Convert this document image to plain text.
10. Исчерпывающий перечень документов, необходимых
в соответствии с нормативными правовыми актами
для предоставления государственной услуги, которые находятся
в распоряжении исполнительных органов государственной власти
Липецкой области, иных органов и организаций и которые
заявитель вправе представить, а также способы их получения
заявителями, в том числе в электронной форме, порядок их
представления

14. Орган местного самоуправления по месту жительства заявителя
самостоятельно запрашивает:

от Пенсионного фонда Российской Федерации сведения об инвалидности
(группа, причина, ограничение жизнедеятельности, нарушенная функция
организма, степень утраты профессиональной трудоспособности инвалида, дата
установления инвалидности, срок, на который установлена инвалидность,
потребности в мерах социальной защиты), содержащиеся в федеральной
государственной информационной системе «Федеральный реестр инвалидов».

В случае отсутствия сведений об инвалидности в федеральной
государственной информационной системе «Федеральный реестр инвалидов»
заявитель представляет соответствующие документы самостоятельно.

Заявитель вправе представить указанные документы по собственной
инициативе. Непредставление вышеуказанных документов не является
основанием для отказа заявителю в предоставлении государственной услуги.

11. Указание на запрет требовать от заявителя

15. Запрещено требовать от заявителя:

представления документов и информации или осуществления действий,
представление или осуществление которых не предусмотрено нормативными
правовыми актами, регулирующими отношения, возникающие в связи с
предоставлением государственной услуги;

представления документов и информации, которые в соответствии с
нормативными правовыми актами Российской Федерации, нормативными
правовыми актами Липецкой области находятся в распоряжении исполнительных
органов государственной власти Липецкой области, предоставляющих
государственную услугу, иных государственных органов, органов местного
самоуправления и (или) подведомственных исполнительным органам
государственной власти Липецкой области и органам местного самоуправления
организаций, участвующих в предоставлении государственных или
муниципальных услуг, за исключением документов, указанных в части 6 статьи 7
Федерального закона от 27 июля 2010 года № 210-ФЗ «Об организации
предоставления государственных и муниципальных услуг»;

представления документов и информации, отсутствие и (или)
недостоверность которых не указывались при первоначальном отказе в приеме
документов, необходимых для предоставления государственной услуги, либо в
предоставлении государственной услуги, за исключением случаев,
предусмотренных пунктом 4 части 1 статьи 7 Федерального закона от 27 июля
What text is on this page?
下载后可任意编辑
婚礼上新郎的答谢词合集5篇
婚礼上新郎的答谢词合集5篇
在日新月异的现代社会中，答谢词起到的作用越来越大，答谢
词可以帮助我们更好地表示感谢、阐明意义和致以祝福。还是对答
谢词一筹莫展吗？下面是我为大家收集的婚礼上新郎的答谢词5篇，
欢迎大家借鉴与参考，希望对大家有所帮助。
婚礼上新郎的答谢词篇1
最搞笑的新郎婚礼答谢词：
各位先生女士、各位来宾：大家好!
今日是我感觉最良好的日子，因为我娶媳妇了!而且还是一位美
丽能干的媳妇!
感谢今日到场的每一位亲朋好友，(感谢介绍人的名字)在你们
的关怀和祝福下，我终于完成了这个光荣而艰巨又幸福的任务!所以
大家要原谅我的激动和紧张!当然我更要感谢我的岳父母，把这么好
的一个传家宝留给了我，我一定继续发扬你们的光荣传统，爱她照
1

▶ **Exercise instructions**
Your task is to transcribe the line containing "What text is on this page?" and every line after it, through the last line of the data, exactly as written and with nothing more.

▶ **Full output**
What text is on this page?
下载后可任意编辑
婚礼上新郎的答谢词合集5篇
婚礼上新郎的答谢词合集5篇
在日新月异的现代社会中，答谢词起到的作用越来越大，答谢
词可以帮助我们更好地表示感谢、阐明意义和致以祝福。还是对答
谢词一筹莫展吗？下面是我为大家收集的婚礼上新郎的答谢词5篇，
欢迎大家借鉴与参考，希望对大家有所帮助。
婚礼上新郎的答谢词篇1
最搞笑的新郎婚礼答谢词：
各位先生女士、各位来宾：大家好!
今日是我感觉最良好的日子，因为我娶媳妇了!而且还是一位美
丽能干的媳妇!
感谢今日到场的每一位亲朋好友，(感谢介绍人的名字)在你们
的关怀和祝福下，我终于完成了这个光荣而艰巨又幸福的任务!所以
大家要原谅我的激动和紧张!当然我更要感谢我的岳父母，把这么好
的一个传家宝留给了我，我一定继续发扬你们的光荣传统，爱她照
1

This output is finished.